* _WRITTEN EXERCISE_
Give every line of the listing again, substituting "value-label" for "data-label" each time it appears and changing nothing else. Leave out the pictures.

++++ GIVEN RECORDS ++++

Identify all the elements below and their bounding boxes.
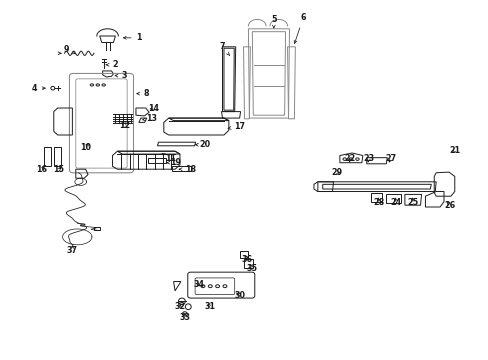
Text: 7: 7	[219, 42, 229, 56]
Text: 16: 16	[36, 165, 47, 174]
Text: 15: 15	[53, 165, 64, 174]
Text: 8: 8	[137, 89, 149, 98]
Text: 2: 2	[106, 60, 118, 69]
Text: 20: 20	[195, 140, 210, 149]
Text: 29: 29	[331, 168, 342, 177]
Text: 36: 36	[241, 255, 252, 264]
Text: 33: 33	[179, 313, 190, 322]
Text: 5: 5	[270, 15, 276, 28]
Text: 21: 21	[448, 146, 459, 155]
Text: 17: 17	[228, 122, 244, 131]
Text: 12: 12	[119, 122, 130, 130]
Text: 32: 32	[174, 302, 185, 311]
Bar	[44, 147, 51, 166]
Text: 4: 4	[31, 84, 45, 93]
Text: 25: 25	[407, 198, 418, 207]
Bar	[54, 147, 61, 166]
Text: 26: 26	[444, 201, 454, 210]
Text: 37: 37	[67, 246, 78, 255]
Text: 11: 11	[162, 153, 176, 163]
Text: 3: 3	[115, 71, 127, 80]
Text: 34: 34	[193, 280, 204, 289]
Text: 31: 31	[204, 302, 215, 311]
Text: 13: 13	[142, 114, 157, 123]
Text: 18: 18	[179, 165, 196, 174]
Text: 30: 30	[234, 291, 244, 300]
Text: 19: 19	[167, 158, 181, 167]
Text: 28: 28	[372, 198, 384, 207]
Text: 14: 14	[148, 104, 159, 112]
Text: 35: 35	[246, 264, 257, 273]
Text: 23: 23	[363, 154, 374, 163]
Text: 27: 27	[385, 154, 396, 163]
Text: 10: 10	[80, 143, 91, 152]
Text: 22: 22	[343, 154, 355, 163]
Text: 1: 1	[123, 33, 142, 42]
Text: 24: 24	[390, 198, 401, 207]
Bar	[239, 251, 248, 258]
Bar	[243, 259, 253, 268]
Text: 6: 6	[294, 13, 305, 43]
Text: 9: 9	[63, 45, 75, 54]
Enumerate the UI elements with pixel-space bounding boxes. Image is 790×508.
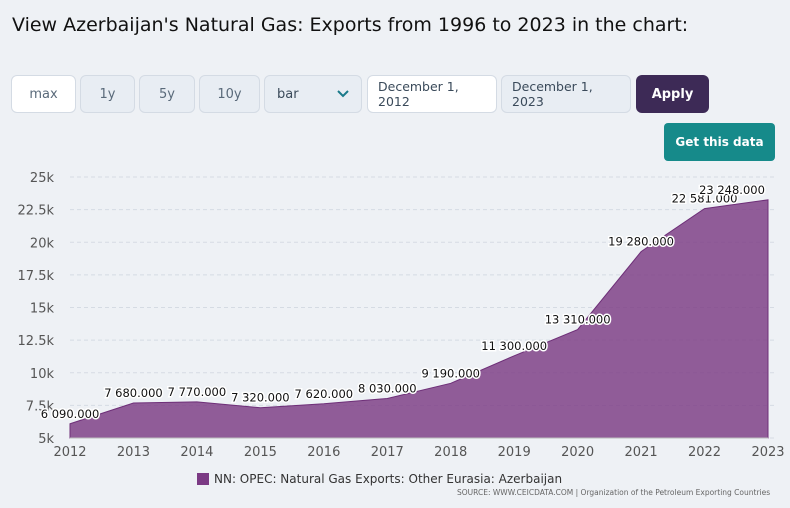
data-label: 22 581.000 <box>672 192 738 206</box>
range-max-button[interactable]: max <box>11 75 76 113</box>
x-tick-label: 2012 <box>53 445 86 460</box>
x-tick-label: 2017 <box>371 445 404 460</box>
data-label: 13 310.000 <box>545 313 611 327</box>
legend-label: NN: OPEC: Natural Gas Exports: Other Eur… <box>214 472 563 486</box>
data-label: 6 090.000 <box>41 407 100 421</box>
x-tick-label: 2020 <box>561 445 594 460</box>
y-tick-label: 5k <box>38 432 54 447</box>
x-tick-label: 2015 <box>244 445 277 460</box>
x-tick-label: 2013 <box>117 445 150 460</box>
area-series <box>69 199 769 439</box>
y-tick-label: 17.5k <box>18 269 55 284</box>
apply-button[interactable]: Apply <box>636 75 709 113</box>
data-label: 9 190.000 <box>421 366 480 380</box>
x-tick-label: 2023 <box>751 445 784 460</box>
y-tick-label: 20k <box>30 236 55 251</box>
data-label: 19 280.000 <box>608 235 674 249</box>
range-5y-button[interactable]: 5y <box>139 75 195 113</box>
source-note: SOURCE: WWW.CEICDATA.COM | Organization … <box>457 488 771 497</box>
y-tick-label: 25k <box>30 171 55 186</box>
start-date-input[interactable]: December 1, 2012 <box>367 75 497 113</box>
data-label: 7 620.000 <box>295 387 354 401</box>
x-tick-label: 2014 <box>180 445 213 460</box>
x-tick-label: 2021 <box>625 445 658 460</box>
end-date-input[interactable]: December 1, 2023 <box>501 75 631 113</box>
y-tick-label: 7.5k <box>26 399 55 414</box>
get-data-button[interactable]: Get this data <box>664 123 775 161</box>
chart-type-value: bar <box>277 86 299 102</box>
data-label: 11 300.000 <box>481 339 547 353</box>
data-label: 7 680.000 <box>104 386 163 400</box>
chart-type-select[interactable]: bar <box>264 75 362 113</box>
y-tick-label: 10k <box>30 367 55 382</box>
range-1y-button[interactable]: 1y <box>80 75 135 113</box>
data-label: 8 030.000 <box>358 381 417 395</box>
y-tick-label: 12.5k <box>18 334 55 349</box>
data-label: 23 248.000 <box>699 183 765 197</box>
range-10y-button[interactable]: 10y <box>199 75 260 113</box>
x-tick-label: 2022 <box>688 445 721 460</box>
data-label: 7 770.000 <box>168 385 227 399</box>
legend-swatch <box>197 473 209 485</box>
chart-legend[interactable]: NN: OPEC: Natural Gas Exports: Other Eur… <box>197 472 562 486</box>
page-title: View Azerbaijan's Natural Gas: Exports f… <box>12 14 689 36</box>
y-tick-label: 22.5k <box>18 204 55 219</box>
y-tick-label: 15k <box>30 302 55 317</box>
x-tick-label: 2018 <box>434 445 467 460</box>
chevron-down-icon <box>337 90 349 98</box>
data-label: 7 320.000 <box>231 391 290 405</box>
x-tick-label: 2016 <box>307 445 340 460</box>
x-tick-label: 2019 <box>498 445 531 460</box>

++++

* _EXERCISE RESPONSE_
Identify all the elements below and their bounding boxes.
Text: 7: 7	[219, 42, 229, 56]
Text: 16: 16	[36, 165, 47, 174]
Text: 15: 15	[53, 165, 64, 174]
Text: 8: 8	[137, 89, 149, 98]
Text: 2: 2	[106, 60, 118, 69]
Text: 20: 20	[195, 140, 210, 149]
Text: 29: 29	[331, 168, 342, 177]
Text: 36: 36	[241, 255, 252, 264]
Text: 33: 33	[179, 313, 190, 322]
Text: 5: 5	[270, 15, 276, 28]
Text: 21: 21	[448, 146, 459, 155]
Text: 17: 17	[228, 122, 244, 131]
Text: 12: 12	[119, 122, 130, 130]
Text: 32: 32	[174, 302, 185, 311]
Bar	[44, 147, 51, 166]
Text: 4: 4	[31, 84, 45, 93]
Text: 25: 25	[407, 198, 418, 207]
Bar	[54, 147, 61, 166]
Text: 26: 26	[444, 201, 454, 210]
Text: 37: 37	[67, 246, 78, 255]
Text: 11: 11	[162, 153, 176, 163]
Text: 3: 3	[115, 71, 127, 80]
Text: 34: 34	[193, 280, 204, 289]
Text: 31: 31	[204, 302, 215, 311]
Text: 13: 13	[142, 114, 157, 123]
Text: 18: 18	[179, 165, 196, 174]
Text: 30: 30	[234, 291, 244, 300]
Text: 19: 19	[167, 158, 181, 167]
Text: 28: 28	[372, 198, 384, 207]
Text: 14: 14	[148, 104, 159, 112]
Text: 35: 35	[246, 264, 257, 273]
Text: 23: 23	[363, 154, 374, 163]
Text: 27: 27	[385, 154, 396, 163]
Text: 10: 10	[80, 143, 91, 152]
Text: 22: 22	[343, 154, 355, 163]
Text: 1: 1	[123, 33, 142, 42]
Text: 24: 24	[390, 198, 401, 207]
Bar	[239, 251, 248, 258]
Bar	[243, 259, 253, 268]
Text: 6: 6	[294, 13, 305, 43]
Text: 9: 9	[63, 45, 75, 54]
Enumerate the UI elements with pixel-space bounding boxes. Image is 790×508.
value-label: 22 581.000 <box>672 192 738 206</box>
range-max-button[interactable]: max <box>11 75 76 113</box>
x-tick-label: 2012 <box>53 445 86 460</box>
x-tick-label: 2017 <box>371 445 404 460</box>
value-label: 13 310.000 <box>545 313 611 327</box>
legend-label: NN: OPEC: Natural Gas Exports: Other Eur… <box>214 472 563 486</box>
value-label: 6 090.000 <box>41 407 100 421</box>
x-tick-label: 2020 <box>561 445 594 460</box>
y-tick-label: 5k <box>38 432 54 447</box>
x-tick-label: 2015 <box>244 445 277 460</box>
x-tick-label: 2013 <box>117 445 150 460</box>
area-series <box>69 199 769 439</box>
y-tick-label: 17.5k <box>18 269 55 284</box>
apply-button[interactable]: Apply <box>636 75 709 113</box>
value-label: 9 190.000 <box>421 366 480 380</box>
x-tick-label: 2023 <box>751 445 784 460</box>
y-tick-label: 20k <box>30 236 55 251</box>
value-label: 19 280.000 <box>608 235 674 249</box>
range-5y-button[interactable]: 5y <box>139 75 195 113</box>
source-note: SOURCE: WWW.CEICDATA.COM | Organization … <box>457 488 771 497</box>
y-tick-label: 25k <box>30 171 55 186</box>
start-date-input[interactable]: December 1, 2012 <box>367 75 497 113</box>
value-label: 7 620.000 <box>295 387 354 401</box>
x-tick-label: 2014 <box>180 445 213 460</box>
x-tick-label: 2021 <box>625 445 658 460</box>
end-date-input[interactable]: December 1, 2023 <box>501 75 631 113</box>
y-tick-label: 7.5k <box>26 399 55 414</box>
get-data-button[interactable]: Get this data <box>664 123 775 161</box>
chart-type-value: bar <box>277 86 299 102</box>
value-label: 11 300.000 <box>481 339 547 353</box>
value-label: 7 680.000 <box>104 386 163 400</box>
chart-type-select[interactable]: bar <box>264 75 362 113</box>
y-tick-label: 10k <box>30 367 55 382</box>
range-1y-button[interactable]: 1y <box>80 75 135 113</box>
value-label: 8 030.000 <box>358 381 417 395</box>
y-tick-label: 12.5k <box>18 334 55 349</box>
value-label: 23 248.000 <box>699 183 765 197</box>
range-10y-button[interactable]: 10y <box>199 75 260 113</box>
x-tick-label: 2022 <box>688 445 721 460</box>
value-label: 7 770.000 <box>168 385 227 399</box>
legend-swatch <box>197 473 209 485</box>
chart-legend[interactable]: NN: OPEC: Natural Gas Exports: Other Eur… <box>197 472 562 486</box>
page-title: View Azerbaijan's Natural Gas: Exports f… <box>12 14 689 36</box>
y-tick-label: 22.5k <box>18 204 55 219</box>
y-tick-label: 15k <box>30 302 55 317</box>
x-tick-label: 2018 <box>434 445 467 460</box>
chevron-down-icon <box>337 90 349 98</box>
value-label: 7 320.000 <box>231 391 290 405</box>
x-tick-label: 2016 <box>307 445 340 460</box>
x-tick-label: 2019 <box>498 445 531 460</box>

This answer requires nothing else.